# Required task:
Write out the records again, exactly, leaving none out.

# Data section:

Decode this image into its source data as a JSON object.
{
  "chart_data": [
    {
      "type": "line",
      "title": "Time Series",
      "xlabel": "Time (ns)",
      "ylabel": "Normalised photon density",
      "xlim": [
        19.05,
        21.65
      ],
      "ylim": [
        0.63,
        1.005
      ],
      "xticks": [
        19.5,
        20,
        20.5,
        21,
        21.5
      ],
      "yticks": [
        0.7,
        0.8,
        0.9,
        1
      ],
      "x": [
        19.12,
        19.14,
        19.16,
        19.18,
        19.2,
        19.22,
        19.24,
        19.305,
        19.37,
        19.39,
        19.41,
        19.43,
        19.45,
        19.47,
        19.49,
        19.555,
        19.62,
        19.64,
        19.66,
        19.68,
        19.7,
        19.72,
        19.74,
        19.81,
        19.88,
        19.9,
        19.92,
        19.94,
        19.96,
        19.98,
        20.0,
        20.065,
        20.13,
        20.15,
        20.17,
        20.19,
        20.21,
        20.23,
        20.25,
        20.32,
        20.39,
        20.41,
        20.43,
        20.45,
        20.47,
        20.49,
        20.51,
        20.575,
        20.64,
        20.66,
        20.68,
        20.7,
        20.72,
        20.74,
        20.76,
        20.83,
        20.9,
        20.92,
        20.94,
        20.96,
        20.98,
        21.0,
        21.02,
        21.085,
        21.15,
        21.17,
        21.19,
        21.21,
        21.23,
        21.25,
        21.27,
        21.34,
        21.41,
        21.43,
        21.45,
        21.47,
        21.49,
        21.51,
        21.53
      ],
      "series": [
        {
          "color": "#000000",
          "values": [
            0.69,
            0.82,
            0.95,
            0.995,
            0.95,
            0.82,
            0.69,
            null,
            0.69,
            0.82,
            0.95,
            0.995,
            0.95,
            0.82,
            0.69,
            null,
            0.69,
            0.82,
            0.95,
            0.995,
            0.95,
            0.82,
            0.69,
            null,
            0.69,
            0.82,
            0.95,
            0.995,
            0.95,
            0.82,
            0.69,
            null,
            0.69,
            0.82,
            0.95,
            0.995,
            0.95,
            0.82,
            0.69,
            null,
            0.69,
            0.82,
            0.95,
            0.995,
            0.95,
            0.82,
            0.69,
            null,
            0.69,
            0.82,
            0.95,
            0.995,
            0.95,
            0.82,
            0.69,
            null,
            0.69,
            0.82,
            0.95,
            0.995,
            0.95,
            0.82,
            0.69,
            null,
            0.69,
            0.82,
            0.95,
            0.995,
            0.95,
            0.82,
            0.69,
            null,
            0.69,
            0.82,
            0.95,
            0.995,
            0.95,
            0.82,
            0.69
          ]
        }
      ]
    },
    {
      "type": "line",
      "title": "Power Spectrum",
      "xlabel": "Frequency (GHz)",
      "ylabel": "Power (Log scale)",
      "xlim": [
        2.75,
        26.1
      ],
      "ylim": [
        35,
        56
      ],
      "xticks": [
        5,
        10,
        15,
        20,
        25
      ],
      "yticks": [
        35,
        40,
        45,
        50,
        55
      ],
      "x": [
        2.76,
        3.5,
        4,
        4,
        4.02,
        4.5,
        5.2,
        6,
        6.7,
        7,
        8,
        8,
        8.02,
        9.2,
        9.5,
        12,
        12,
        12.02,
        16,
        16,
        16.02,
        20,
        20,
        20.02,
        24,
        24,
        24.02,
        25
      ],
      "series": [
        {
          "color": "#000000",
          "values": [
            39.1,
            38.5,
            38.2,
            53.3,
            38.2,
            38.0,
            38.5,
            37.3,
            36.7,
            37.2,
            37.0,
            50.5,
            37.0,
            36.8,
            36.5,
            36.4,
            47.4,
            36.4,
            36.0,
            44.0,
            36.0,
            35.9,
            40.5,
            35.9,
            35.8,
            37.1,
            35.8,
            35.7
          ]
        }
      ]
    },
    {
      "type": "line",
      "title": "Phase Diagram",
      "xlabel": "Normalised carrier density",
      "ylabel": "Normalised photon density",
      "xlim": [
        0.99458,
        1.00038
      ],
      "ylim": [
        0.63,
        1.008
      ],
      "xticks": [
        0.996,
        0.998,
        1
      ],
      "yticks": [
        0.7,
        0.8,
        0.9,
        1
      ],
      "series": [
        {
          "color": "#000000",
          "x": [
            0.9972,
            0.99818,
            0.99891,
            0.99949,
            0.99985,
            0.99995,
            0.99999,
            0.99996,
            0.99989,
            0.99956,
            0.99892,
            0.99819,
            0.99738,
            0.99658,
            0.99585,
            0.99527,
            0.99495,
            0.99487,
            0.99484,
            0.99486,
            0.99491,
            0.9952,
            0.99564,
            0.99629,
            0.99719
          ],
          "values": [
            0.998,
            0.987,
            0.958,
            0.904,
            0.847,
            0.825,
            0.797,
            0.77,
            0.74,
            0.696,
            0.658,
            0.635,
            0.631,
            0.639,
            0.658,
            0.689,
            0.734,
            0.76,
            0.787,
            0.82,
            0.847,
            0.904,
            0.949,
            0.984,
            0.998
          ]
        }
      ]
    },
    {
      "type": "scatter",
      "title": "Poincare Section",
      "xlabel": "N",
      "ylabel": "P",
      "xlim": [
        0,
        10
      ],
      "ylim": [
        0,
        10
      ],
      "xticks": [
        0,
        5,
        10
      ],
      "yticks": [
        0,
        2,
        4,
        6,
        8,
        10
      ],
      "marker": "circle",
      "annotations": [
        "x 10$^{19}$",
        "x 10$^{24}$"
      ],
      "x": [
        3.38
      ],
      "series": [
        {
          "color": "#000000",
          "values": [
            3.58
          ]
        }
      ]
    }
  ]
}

# Solution:
Decode this image into its source data as a JSON object.
{
  "chart_data": [
    {
      "type": "line",
      "title": "Time Series",
      "xlabel": "Time (ns)",
      "ylabel": "Normalised photon density",
      "xlim": [
        19.05,
        21.65
      ],
      "ylim": [
        0.63,
        1.005
      ],
      "xticks": [
        19.5,
        20,
        20.5,
        21,
        21.5
      ],
      "yticks": [
        0.7,
        0.8,
        0.9,
        1
      ],
      "x": [
        19.12,
        19.14,
        19.16,
        19.18,
        19.2,
        19.22,
        19.24,
        19.305,
        19.37,
        19.39,
        19.41,
        19.43,
        19.45,
        19.47,
        19.49,
        19.555,
        19.62,
        19.64,
        19.66,
        19.68,
        19.7,
        19.72,
        19.74,
        19.81,
        19.88,
        19.9,
        19.92,
        19.94,
        19.96,
        19.98,
        20.0,
        20.065,
        20.13,
        20.15,
        20.17,
        20.19,
        20.21,
        20.23,
        20.25,
        20.32,
        20.39,
        20.41,
        20.43,
        20.45,
        20.47,
        20.49,
        20.51,
        20.575,
        20.64,
        20.66,
        20.68,
        20.7,
        20.72,
        20.74,
        20.76,
        20.83,
        20.9,
        20.92,
        20.94,
        20.96,
        20.98,
        21.0,
        21.02,
        21.085,
        21.15,
        21.17,
        21.19,
        21.21,
        21.23,
        21.25,
        21.27,
        21.34,
        21.41,
        21.43,
        21.45,
        21.47,
        21.49,
        21.51,
        21.53
      ],
      "series": [
        {
          "color": "#000000",
          "values": [
            0.69,
            0.82,
            0.95,
            0.995,
            0.95,
            0.82,
            0.69,
            null,
            0.69,
            0.82,
            0.95,
            0.995,
            0.95,
            0.82,
            0.69,
            null,
            0.69,
            0.82,
            0.95,
            0.995,
            0.95,
            0.82,
            0.69,
            null,
            0.69,
            0.82,
            0.95,
            0.995,
            0.95,
            0.82,
            0.69,
            null,
            0.69,
            0.82,
            0.95,
            0.995,
            0.95,
            0.82,
            0.69,
            null,
            0.69,
            0.82,
            0.95,
            0.995,
            0.95,
            0.82,
            0.69,
            null,
            0.69,
            0.82,
            0.95,
            0.995,
            0.95,
            0.82,
            0.69,
            null,
            0.69,
            0.82,
            0.95,
            0.995,
            0.95,
            0.82,
            0.69,
            null,
            0.69,
            0.82,
            0.95,
            0.995,
            0.95,
            0.82,
            0.69,
            null,
            0.69,
            0.82,
            0.95,
            0.995,
            0.95,
            0.82,
            0.69
          ]
        }
      ]
    },
    {
      "type": "line",
      "title": "Power Spectrum",
      "xlabel": "Frequency (GHz)",
      "ylabel": "Power (Log scale)",
      "xlim": [
        2.75,
        26.1
      ],
      "ylim": [
        35,
        56
      ],
      "xticks": [
        5,
        10,
        15,
        20,
        25
      ],
      "yticks": [
        35,
        40,
        45,
        50,
        55
      ],
      "x": [
        2.76,
        3.5,
        4,
        4,
        4.02,
        4.5,
        5.2,
        6,
        6.7,
        7,
        8,
        8,
        8.02,
        9.2,
        9.5,
        12,
        12,
        12.02,
        16,
        16,
        16.02,
        20,
        20,
        20.02,
        24,
        24,
        24.02,
        25
      ],
      "series": [
        {
          "color": "#000000",
          "values": [
            39.1,
            38.5,
            38.2,
            53.3,
            38.2,
            38.0,
            38.5,
            37.3,
            36.7,
            37.2,
            37.0,
            50.5,
            37.0,
            36.8,
            36.5,
            36.4,
            47.4,
            36.4,
            36.0,
            44.0,
            36.0,
            35.9,
            40.5,
            35.9,
            35.8,
            37.1,
            35.8,
            35.7
          ]
        }
      ]
    },
    {
      "type": "line",
      "title": "Phase Diagram",
      "xlabel": "Normalised carrier density",
      "ylabel": "Normalised photon density",
      "xlim": [
        0.99458,
        1.00038
      ],
      "ylim": [
        0.63,
        1.008
      ],
      "xticks": [
        0.996,
        0.998,
        1
      ],
      "yticks": [
        0.7,
        0.8,
        0.9,
        1
      ],
      "series": [
        {
          "color": "#000000",
          "x": [
            0.9972,
            0.99818,
            0.99891,
            0.99949,
            0.99985,
            0.99995,
            0.99999,
            0.99996,
            0.99989,
            0.99956,
            0.99892,
            0.99819,
            0.99738,
            0.99658,
            0.99585,
            0.99527,
            0.99495,
            0.99487,
            0.99484,
            0.99486,
            0.99491,
            0.9952,
            0.99564,
            0.99629,
            0.99719
          ],
          "values": [
            0.998,
            0.987,
            0.958,
            0.904,
            0.847,
            0.825,
            0.797,
            0.77,
            0.74,
            0.696,
            0.658,
            0.635,
            0.631,
            0.639,
            0.658,
            0.689,
            0.734,
            0.76,
            0.787,
            0.82,
            0.847,
            0.904,
            0.949,
            0.984,
            0.998
          ]
        }
      ]
    },
    {
      "type": "scatter",
      "title": "Poincare Section",
      "xlabel": "N",
      "ylabel": "P",
      "xlim": [
        0,
        10
      ],
      "ylim": [
        0,
        10
      ],
      "xticks": [
        0,
        5,
        10
      ],
      "yticks": [
        0,
        2,
        4,
        6,
        8,
        10
      ],
      "marker": "circle",
      "annotations": [
        "x 10$^{19}$",
        "x 10$^{24}$"
      ],
      "x": [
        3.38
      ],
      "series": [
        {
          "color": "#000000",
          "values": [
            3.58
          ]
        }
      ]
    }
  ]
}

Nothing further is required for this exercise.